(Data listing)
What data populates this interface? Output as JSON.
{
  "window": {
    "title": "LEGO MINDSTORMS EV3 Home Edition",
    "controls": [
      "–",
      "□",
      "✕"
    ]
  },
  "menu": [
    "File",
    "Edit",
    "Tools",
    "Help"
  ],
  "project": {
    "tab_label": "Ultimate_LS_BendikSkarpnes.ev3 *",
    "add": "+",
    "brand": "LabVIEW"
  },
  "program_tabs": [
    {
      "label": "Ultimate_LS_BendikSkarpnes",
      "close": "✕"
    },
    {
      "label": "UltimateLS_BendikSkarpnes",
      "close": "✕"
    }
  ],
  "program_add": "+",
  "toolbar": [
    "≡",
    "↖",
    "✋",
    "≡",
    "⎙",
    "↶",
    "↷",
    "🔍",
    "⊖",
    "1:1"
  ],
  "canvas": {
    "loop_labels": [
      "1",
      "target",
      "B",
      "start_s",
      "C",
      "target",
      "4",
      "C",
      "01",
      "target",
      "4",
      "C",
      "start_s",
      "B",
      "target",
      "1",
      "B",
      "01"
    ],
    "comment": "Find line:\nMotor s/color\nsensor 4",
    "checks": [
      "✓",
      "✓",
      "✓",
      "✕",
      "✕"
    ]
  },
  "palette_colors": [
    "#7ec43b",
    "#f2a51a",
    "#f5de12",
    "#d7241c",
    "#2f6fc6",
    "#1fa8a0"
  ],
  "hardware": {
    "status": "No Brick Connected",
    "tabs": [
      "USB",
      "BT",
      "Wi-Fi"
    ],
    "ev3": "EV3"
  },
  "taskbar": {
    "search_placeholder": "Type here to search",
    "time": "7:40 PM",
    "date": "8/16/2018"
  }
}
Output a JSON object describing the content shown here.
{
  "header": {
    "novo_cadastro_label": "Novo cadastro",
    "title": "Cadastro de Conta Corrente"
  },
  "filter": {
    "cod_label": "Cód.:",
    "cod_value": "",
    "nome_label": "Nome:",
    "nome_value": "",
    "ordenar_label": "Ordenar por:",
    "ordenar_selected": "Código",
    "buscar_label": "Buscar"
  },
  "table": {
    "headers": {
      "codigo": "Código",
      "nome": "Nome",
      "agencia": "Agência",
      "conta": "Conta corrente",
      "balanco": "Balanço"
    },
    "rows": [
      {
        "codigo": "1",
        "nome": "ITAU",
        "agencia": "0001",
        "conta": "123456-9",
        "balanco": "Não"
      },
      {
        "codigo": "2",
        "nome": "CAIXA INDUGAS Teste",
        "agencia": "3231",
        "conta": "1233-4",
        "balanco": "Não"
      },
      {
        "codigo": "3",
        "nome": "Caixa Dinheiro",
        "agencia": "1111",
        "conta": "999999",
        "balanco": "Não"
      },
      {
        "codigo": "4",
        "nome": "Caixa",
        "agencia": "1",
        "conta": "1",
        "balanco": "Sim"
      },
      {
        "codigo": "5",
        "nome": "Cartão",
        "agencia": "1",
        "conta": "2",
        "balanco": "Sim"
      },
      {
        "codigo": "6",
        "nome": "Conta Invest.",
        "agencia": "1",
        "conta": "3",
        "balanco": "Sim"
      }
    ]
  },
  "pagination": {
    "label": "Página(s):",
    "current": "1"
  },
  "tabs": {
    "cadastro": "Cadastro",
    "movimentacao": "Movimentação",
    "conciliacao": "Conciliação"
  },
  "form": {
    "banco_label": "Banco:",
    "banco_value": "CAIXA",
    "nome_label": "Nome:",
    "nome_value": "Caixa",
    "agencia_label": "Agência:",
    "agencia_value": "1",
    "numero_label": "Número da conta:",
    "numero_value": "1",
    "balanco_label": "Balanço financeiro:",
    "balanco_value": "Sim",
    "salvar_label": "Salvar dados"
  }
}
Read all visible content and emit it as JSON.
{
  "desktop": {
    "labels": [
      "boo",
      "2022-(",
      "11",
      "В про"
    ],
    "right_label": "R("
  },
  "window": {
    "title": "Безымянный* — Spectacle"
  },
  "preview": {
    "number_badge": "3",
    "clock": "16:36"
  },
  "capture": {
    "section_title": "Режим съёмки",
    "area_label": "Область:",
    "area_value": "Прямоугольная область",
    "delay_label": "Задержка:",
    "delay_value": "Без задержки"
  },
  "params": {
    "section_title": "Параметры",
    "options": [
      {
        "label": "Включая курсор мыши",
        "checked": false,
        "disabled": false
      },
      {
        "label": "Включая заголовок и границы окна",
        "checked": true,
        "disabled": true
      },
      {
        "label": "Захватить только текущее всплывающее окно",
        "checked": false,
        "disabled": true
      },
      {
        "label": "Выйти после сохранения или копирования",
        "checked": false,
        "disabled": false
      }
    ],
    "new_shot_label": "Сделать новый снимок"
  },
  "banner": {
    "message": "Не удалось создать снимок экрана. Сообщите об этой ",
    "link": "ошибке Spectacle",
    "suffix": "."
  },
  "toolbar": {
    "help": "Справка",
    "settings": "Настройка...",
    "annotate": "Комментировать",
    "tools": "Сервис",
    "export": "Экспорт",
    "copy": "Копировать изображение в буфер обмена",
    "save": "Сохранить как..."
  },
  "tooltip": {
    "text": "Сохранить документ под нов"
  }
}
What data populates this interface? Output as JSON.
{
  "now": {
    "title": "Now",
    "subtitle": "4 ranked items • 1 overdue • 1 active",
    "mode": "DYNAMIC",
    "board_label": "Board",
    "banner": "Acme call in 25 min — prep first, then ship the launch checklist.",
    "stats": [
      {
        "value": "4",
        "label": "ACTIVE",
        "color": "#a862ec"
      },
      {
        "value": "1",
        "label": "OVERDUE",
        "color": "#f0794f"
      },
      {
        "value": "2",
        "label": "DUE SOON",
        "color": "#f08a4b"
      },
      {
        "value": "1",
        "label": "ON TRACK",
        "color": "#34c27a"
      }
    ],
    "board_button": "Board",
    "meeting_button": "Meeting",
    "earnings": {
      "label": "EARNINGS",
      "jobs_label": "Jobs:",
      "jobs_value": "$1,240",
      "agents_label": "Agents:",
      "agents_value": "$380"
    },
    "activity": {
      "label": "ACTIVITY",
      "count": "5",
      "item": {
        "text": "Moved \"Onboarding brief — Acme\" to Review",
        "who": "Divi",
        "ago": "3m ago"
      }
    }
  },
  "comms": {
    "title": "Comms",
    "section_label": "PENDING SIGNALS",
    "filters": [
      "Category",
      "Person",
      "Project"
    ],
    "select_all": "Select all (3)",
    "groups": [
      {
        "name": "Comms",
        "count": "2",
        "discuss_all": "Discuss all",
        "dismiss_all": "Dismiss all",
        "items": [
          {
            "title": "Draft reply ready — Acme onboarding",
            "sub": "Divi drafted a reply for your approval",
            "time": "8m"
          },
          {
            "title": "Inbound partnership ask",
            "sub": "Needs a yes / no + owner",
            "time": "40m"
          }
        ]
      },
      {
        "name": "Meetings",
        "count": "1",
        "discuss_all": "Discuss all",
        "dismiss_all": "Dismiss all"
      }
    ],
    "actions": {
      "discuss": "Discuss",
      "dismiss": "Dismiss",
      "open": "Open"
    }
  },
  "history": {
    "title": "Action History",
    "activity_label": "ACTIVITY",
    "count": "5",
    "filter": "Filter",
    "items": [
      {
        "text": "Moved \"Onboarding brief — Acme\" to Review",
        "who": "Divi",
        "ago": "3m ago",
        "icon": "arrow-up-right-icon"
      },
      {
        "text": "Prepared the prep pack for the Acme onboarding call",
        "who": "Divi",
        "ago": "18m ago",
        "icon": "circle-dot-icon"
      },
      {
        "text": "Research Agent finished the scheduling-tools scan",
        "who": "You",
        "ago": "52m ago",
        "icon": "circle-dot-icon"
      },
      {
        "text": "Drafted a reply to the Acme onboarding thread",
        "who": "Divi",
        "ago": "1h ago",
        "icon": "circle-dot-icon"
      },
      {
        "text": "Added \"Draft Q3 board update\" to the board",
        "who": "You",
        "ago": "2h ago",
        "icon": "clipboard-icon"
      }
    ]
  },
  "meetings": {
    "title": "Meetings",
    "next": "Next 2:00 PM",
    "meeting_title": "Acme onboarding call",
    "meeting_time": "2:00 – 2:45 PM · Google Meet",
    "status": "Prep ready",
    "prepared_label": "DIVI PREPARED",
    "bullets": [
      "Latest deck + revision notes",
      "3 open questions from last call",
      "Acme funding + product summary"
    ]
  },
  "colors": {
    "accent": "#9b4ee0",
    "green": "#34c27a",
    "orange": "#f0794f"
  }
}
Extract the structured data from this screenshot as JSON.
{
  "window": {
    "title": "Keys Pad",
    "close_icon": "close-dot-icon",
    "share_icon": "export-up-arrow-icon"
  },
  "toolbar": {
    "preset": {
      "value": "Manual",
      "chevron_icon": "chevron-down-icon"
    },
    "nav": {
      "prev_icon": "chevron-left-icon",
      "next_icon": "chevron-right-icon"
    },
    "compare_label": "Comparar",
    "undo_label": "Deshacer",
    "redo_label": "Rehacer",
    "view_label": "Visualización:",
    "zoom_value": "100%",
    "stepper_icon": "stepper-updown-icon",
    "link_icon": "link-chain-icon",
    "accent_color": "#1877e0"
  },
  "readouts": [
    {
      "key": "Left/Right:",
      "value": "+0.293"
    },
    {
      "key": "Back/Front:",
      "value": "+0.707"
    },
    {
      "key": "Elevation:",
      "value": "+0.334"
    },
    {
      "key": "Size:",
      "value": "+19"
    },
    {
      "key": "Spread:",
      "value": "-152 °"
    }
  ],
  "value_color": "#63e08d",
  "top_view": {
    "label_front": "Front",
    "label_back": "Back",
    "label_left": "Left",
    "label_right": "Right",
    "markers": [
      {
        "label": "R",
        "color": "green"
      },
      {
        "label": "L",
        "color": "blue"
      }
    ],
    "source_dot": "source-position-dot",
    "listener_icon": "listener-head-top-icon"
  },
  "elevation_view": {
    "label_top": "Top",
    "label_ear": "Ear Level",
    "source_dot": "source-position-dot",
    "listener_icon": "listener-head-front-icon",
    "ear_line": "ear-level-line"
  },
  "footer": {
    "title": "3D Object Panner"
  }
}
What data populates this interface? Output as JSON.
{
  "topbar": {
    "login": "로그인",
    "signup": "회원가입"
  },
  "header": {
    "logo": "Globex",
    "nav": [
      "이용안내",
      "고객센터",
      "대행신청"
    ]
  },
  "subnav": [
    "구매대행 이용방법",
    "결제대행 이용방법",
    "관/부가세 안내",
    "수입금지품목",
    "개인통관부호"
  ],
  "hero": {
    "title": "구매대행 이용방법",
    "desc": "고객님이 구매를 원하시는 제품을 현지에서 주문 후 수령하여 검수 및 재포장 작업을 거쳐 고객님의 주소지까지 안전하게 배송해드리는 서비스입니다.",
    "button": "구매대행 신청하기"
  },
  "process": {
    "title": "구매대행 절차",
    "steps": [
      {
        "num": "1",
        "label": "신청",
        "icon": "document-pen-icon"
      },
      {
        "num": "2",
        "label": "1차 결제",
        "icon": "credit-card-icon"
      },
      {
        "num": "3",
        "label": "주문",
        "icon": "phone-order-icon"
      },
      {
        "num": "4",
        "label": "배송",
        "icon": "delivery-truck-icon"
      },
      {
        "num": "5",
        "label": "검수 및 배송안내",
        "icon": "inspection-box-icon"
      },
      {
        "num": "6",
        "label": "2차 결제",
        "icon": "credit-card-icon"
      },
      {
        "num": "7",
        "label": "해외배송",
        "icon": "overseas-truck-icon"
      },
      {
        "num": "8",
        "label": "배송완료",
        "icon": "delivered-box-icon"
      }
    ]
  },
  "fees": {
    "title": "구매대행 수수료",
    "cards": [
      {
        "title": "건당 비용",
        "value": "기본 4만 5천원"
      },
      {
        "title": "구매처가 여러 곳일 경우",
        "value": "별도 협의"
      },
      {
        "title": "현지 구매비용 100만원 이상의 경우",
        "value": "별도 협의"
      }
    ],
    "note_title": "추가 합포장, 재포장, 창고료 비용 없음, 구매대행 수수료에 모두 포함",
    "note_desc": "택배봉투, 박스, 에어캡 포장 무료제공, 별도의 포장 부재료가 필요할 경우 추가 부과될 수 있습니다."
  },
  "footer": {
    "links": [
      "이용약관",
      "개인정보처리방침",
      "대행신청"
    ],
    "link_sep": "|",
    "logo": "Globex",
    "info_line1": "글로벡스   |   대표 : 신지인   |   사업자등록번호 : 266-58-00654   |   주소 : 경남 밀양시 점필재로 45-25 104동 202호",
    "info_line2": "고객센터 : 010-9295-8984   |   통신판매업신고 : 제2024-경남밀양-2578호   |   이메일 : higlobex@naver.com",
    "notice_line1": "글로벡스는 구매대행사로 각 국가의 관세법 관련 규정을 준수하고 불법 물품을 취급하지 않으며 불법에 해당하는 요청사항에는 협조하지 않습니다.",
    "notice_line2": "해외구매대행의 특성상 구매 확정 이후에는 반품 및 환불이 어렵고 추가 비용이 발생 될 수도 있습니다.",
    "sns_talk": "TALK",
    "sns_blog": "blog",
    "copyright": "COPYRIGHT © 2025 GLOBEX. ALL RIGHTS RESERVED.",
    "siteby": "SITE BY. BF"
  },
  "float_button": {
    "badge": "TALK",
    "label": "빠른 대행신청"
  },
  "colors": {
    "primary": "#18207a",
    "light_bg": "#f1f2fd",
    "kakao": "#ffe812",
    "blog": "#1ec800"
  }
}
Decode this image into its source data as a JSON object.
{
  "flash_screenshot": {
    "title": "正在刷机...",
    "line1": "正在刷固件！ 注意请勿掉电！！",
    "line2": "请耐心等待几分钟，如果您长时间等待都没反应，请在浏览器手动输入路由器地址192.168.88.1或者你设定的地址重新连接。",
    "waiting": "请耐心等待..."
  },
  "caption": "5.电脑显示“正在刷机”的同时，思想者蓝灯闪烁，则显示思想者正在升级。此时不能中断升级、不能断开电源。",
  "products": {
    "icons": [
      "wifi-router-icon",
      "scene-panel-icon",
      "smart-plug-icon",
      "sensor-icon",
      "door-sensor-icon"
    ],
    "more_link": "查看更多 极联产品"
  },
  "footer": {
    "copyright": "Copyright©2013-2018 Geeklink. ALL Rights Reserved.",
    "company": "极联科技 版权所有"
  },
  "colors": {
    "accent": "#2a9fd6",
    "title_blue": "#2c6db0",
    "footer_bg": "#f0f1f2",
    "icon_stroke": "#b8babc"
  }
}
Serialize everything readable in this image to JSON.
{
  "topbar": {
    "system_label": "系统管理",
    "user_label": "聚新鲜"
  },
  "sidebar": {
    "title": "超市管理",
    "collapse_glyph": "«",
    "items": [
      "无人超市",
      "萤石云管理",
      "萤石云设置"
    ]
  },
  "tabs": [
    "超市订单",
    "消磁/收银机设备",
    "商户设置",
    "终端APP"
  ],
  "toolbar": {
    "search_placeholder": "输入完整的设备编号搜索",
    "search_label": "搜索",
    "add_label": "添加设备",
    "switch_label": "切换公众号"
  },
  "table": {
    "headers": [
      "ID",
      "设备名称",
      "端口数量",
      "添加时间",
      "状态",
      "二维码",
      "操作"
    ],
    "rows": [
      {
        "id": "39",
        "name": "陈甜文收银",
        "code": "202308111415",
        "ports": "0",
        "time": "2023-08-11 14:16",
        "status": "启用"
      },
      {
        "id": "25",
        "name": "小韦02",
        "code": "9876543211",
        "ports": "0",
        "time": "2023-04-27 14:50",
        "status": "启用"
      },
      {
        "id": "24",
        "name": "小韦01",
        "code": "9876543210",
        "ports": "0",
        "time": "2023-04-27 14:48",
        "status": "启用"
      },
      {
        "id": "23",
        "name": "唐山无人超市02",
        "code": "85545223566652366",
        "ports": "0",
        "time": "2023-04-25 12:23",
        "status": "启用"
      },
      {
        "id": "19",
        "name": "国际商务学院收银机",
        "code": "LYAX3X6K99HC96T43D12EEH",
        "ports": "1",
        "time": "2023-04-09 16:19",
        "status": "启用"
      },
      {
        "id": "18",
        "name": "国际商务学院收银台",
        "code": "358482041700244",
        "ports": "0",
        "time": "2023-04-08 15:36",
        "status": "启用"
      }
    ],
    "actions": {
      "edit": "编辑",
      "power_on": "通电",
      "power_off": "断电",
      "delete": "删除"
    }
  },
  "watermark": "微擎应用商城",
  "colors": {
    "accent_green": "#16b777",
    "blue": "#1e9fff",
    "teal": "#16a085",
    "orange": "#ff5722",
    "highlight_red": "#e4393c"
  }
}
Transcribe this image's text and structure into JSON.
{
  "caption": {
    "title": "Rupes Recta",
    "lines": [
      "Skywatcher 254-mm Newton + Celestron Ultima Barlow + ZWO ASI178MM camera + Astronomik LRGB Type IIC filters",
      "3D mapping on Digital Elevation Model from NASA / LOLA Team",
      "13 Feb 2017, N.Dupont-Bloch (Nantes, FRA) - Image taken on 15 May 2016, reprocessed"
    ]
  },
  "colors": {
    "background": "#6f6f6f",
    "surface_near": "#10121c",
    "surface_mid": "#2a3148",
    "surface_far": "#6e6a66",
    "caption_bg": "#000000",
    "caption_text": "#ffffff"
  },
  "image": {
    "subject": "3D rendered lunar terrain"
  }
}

» Short task: Write out only the final block of lines, starting at the line with "Transcribe this image's" and running to the end of the material.

» Final result:
Transcribe this image's text and structure into JSON.
{
  "caption": {
    "title": "Rupes Recta",
    "lines": [
      "Skywatcher 254-mm Newton + Celestron Ultima Barlow + ZWO ASI178MM camera + Astronomik LRGB Type IIC filters",
      "3D mapping on Digital Elevation Model from NASA / LOLA Team",
      "13 Feb 2017, N.Dupont-Bloch (Nantes, FRA) - Image taken on 15 May 2016, reprocessed"
    ]
  },
  "colors": {
    "background": "#6f6f6f",
    "surface_near": "#10121c",
    "surface_mid": "#2a3148",
    "surface_far": "#6e6a66",
    "caption_bg": "#000000",
    "caption_text": "#ffffff"
  },
  "image": {
    "subject": "3D rendered lunar terrain"
  }
}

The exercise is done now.